Filter the listing below, copying every line in which the word "video" appears.

PROVIDED INFORMATION below:

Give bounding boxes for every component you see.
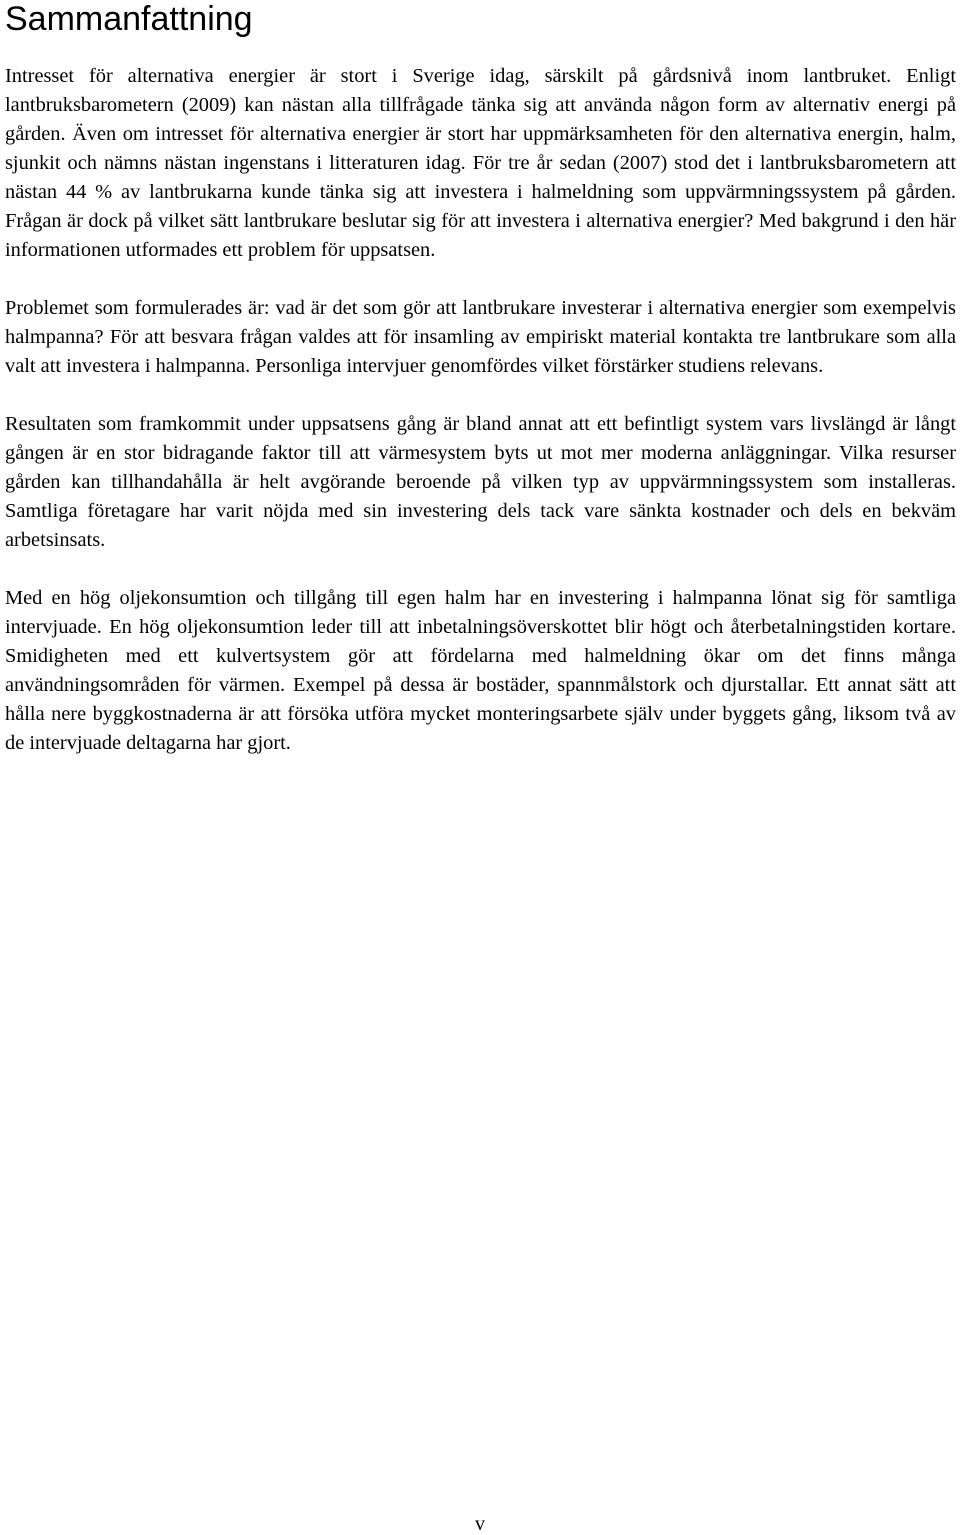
paragraph-2: Problemet som formulerades är: vad är det som gör att lantbrukare investerar i alternativa energier som exempelvis halmpanna? För att besvara frågan valdes att för insamling av empiriskt material kontakta tre lantbrukare som alla valt att investera i halmpanna. Personliga intervjuer genomfördes vilket förstärker studiens relevans. [5, 297, 956, 377]
paragraph-4: Med en hög oljekonsumtion och tillgång till egen halm har en investering i halmpanna lönat sig för samtliga intervjuade. En hög oljekonsumtion leder till att inbetalningsöverskottet blir högt och återbetalningstiden kortare. Smidigheten med ett kulvertsystem gör att fördelarna med halmeldning ökar om det finns många användningsområden för värmen. Exempel på dessa är bostäder, spannmålstork och djurstallar. Ett annat sätt att hålla nere byggkostnaderna är att försöka utföra mycket monteringsarbete själv under byggets gång, liksom två av de intervjuade deltagarna har gjort. [5, 587, 956, 754]
page-number: v [475, 1513, 485, 1535]
paragraph-3: Resultaten som framkommit under uppsatsens gång är bland annat att ett befintligt system vars livslängd är långt gången är en stor bidragande faktor till att värmesystem byts ut mot mer moderna anläggningar. Vilka resurser gården kan tillhandahålla är helt avgörande beroende på vilken typ av uppvärmningssystem som installeras. Samtliga företagare har varit nöjda med sin investering dels tack vare sänkta kostnader och dels en bekväm arbetsinsats. [5, 413, 956, 551]
document-page [5, 0, 956, 758]
paragraph-1: Intresset för alternativa energier är stort i Sverige idag, särskilt på gårdsnivå inom lantbruket. Enligt lantbruksbarometern (2009) kan nästan alla tillfrågade tänka sig att använda någon form av alternativ energi på gården. Även om intresset för alternativa energier är stort har uppmärksamheten för den alternativa energin, halm, sjunkit och nämns nästan ingenstans i litteraturen idag. För tre år sedan (2007) stod det i lantbruksbarometern att nästan 44 % av lantbrukarna kunde tänka sig att investera i halmeldning som uppvärmningssystem på gården. Frågan är dock på vilket sätt lantbrukare beslutar sig för att investera i alternativa energier? Med bakgrund i den här informationen utformades ett problem för uppsatsen. [5, 65, 956, 261]
page-title: Sammanfattning [5, 0, 253, 38]
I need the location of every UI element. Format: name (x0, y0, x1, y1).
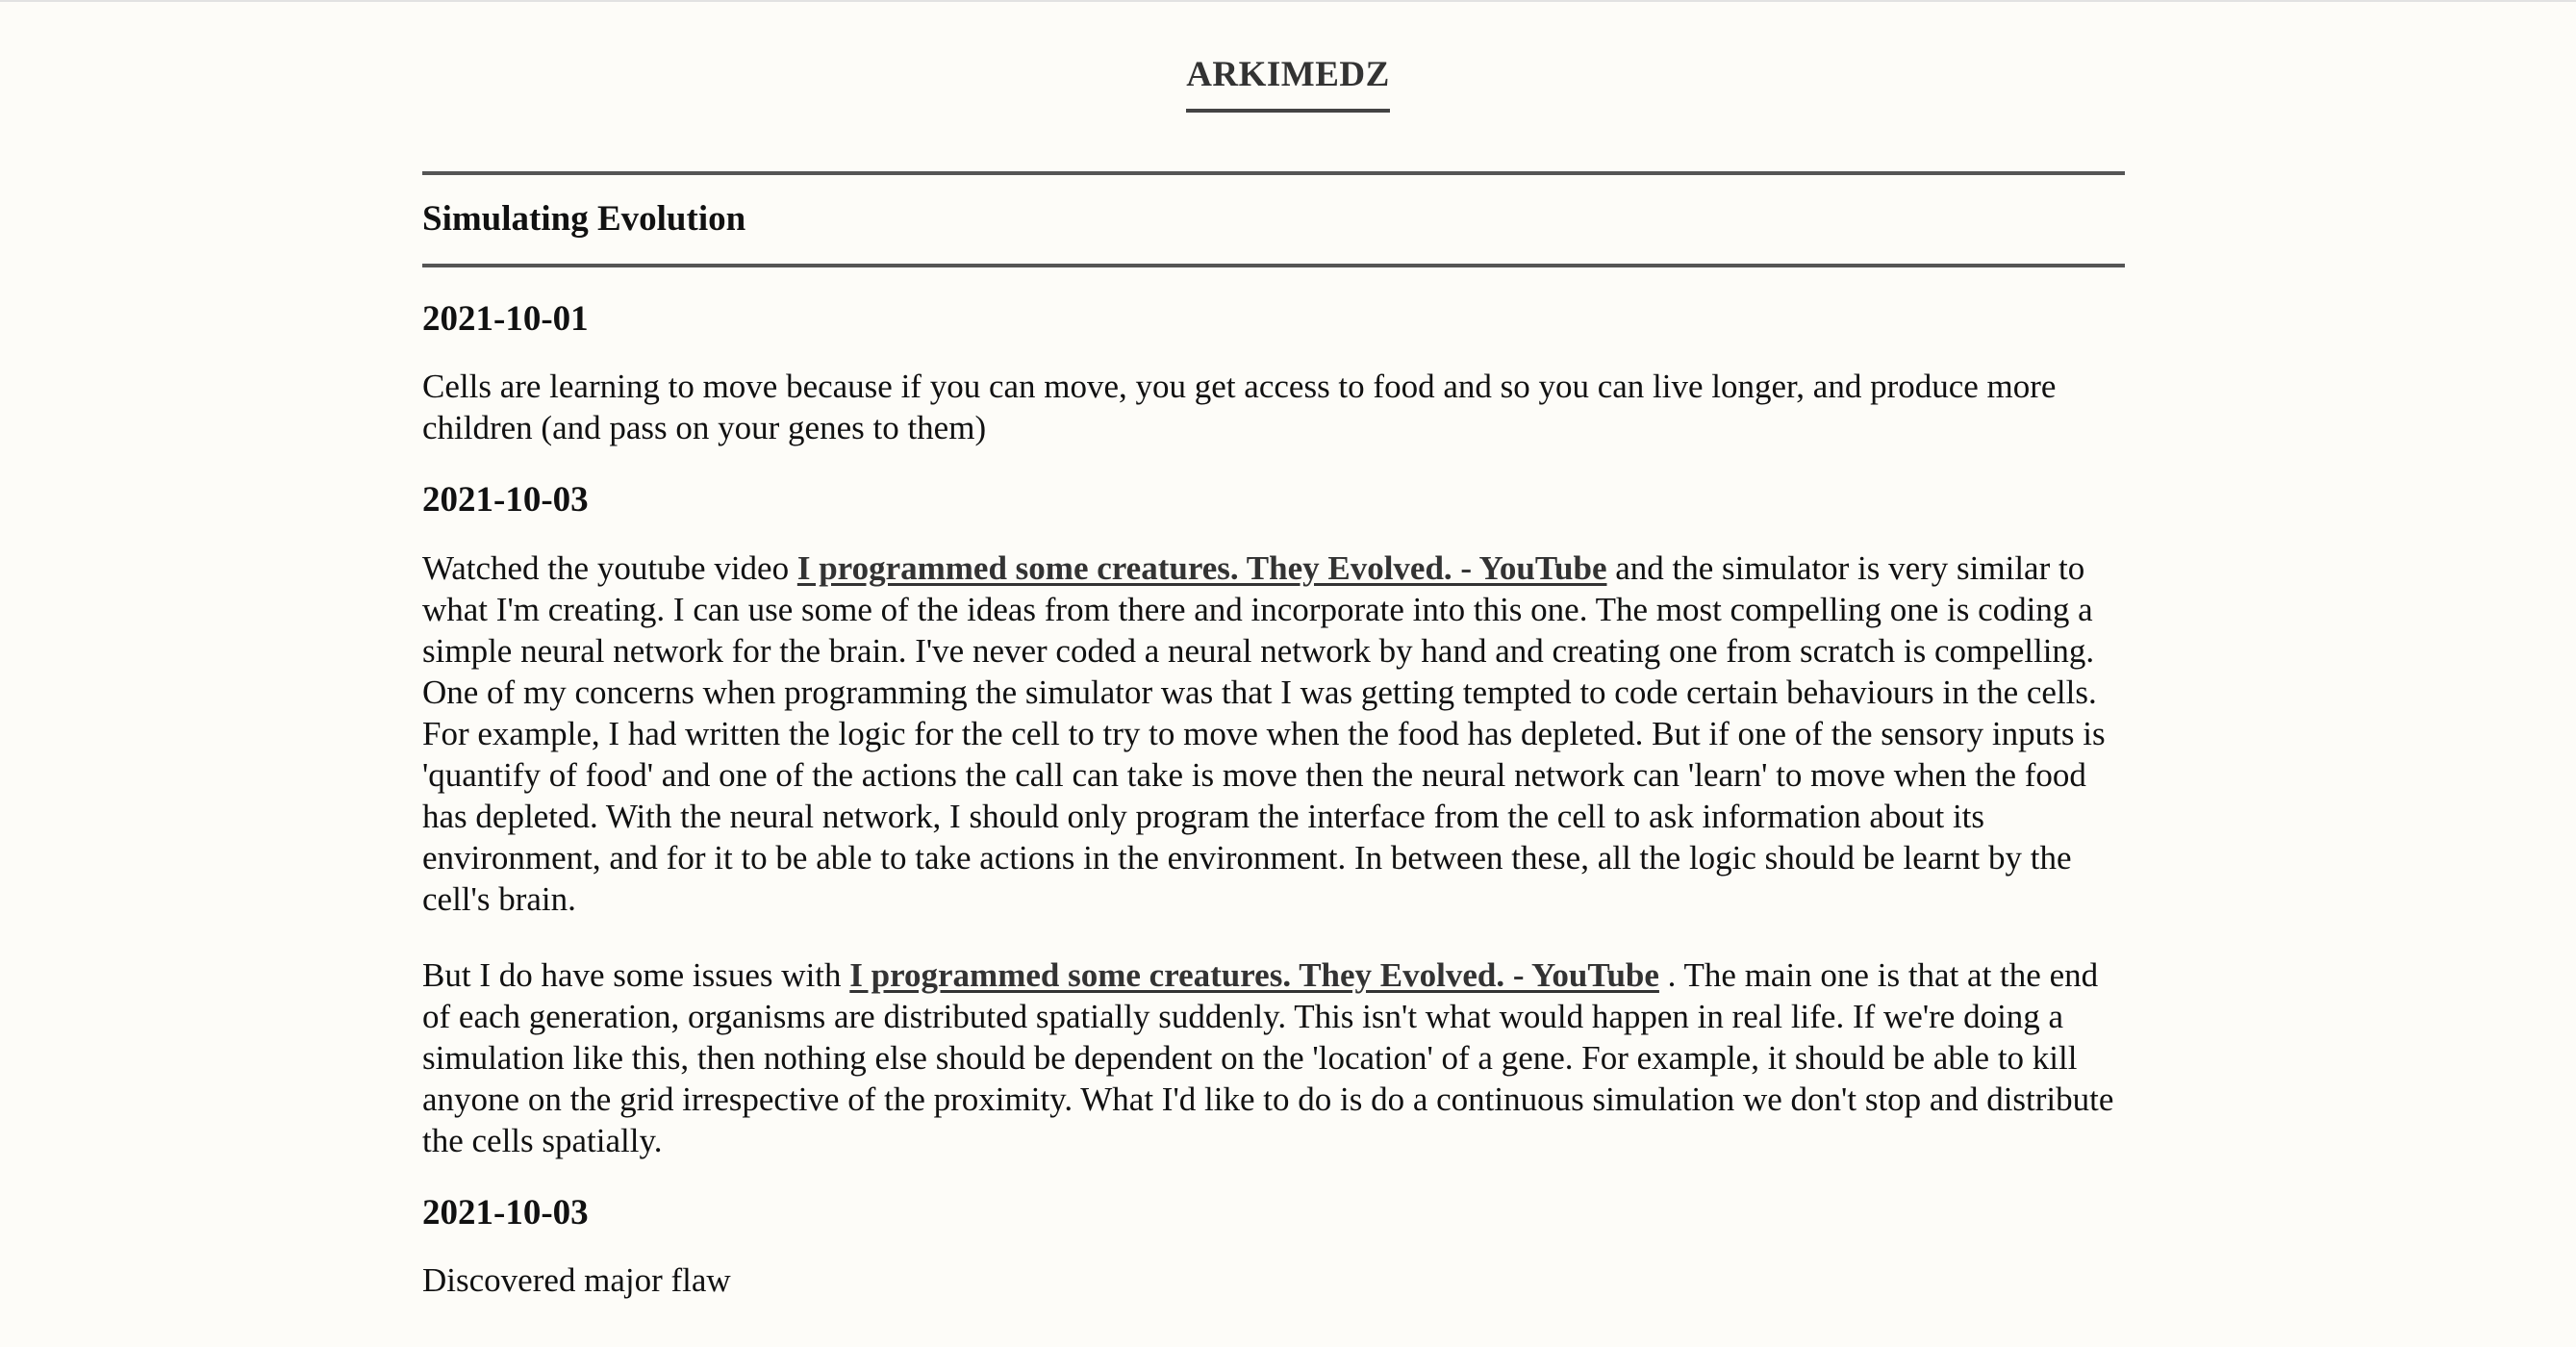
paragraph-text: Watched the youtube video (422, 548, 797, 587)
entry-paragraph (422, 547, 2125, 920)
entry-2021-10-03-second (422, 1192, 2125, 1301)
entry-date: 2021-10-01 (422, 299, 589, 339)
window-top-edge (0, 0, 2576, 2)
page-title: Simulating Evolution (422, 199, 746, 239)
youtube-video-link[interactable]: I programmed some creatures. They Evolved. - YouTube (849, 955, 1659, 994)
paragraph-text: . The main one is that at the end of each generation, organisms are distributed spatially suddenly. This isn't what would happen in real life. If we're doing a simulation like this, then nothing else should be dependent on the 'location' of a gene. For example, it should be able to kill anyone on the grid irrespective of the proximity. What I'd like to do is do a continuous simulation we don't stop and distribute the cells spatially. (422, 955, 2114, 1159)
entry-paragraph: Cells are learning to move because if you can move, you get access to food and so you can live longer, and produce more children (and pass on your genes to them) (422, 368, 2057, 447)
entry-date: 2021-10-03 (422, 480, 589, 521)
entry-date: 2021-10-03 (422, 1192, 589, 1233)
site-title-link[interactable]: ARKIMEDZ (1186, 54, 1390, 113)
site-header (0, 54, 2576, 113)
article (422, 171, 2125, 1301)
paragraph-text: But I do have some issues with (422, 955, 850, 994)
title-bottom-rule (422, 264, 2125, 267)
paragraph-text: and the simulator is very similar to what I'm creating. I can use some of the ideas from there and incorporate into this one. The most compelling one is coding a simple neural network for the brain. I've never coded a neural network by hand and creating one from scratch is compelling. One of my concerns when programming the simulator was that I was getting tempted to code certain behaviours in the cells. For example, I had written the logic for the cell to try to move when the food has depleted. But if one of the sensory inputs is 'quantify of food' and one of the actions the call can take is move then the neural network can 'learn' to move when the food has depleted. With the neural network, I should only program the interface from the cell to ask information about its environment, and for it to be able to take actions in the environment. In between these, all the logic should be learnt by the cell's brain. (422, 548, 2106, 918)
entry-paragraph (422, 954, 2125, 1161)
entry-paragraph: Discovered major flaw (422, 1261, 731, 1300)
entry-2021-10-03 (422, 479, 2125, 1160)
entry-2021-10-01 (422, 298, 2125, 448)
youtube-video-link[interactable]: I programmed some creatures. They Evolved. - YouTube (796, 548, 1607, 587)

End of PROVIDED INFORMATION.

_RESULT OF THE EXERCISE_:
paragraph-text: Watched the youtube video (422, 548, 797, 587)
youtube-video-link[interactable]: I programmed some creatures. They Evolved. - YouTube (849, 955, 1659, 994)
youtube-video-link[interactable]: I programmed some creatures. They Evolved. - YouTube (796, 548, 1607, 587)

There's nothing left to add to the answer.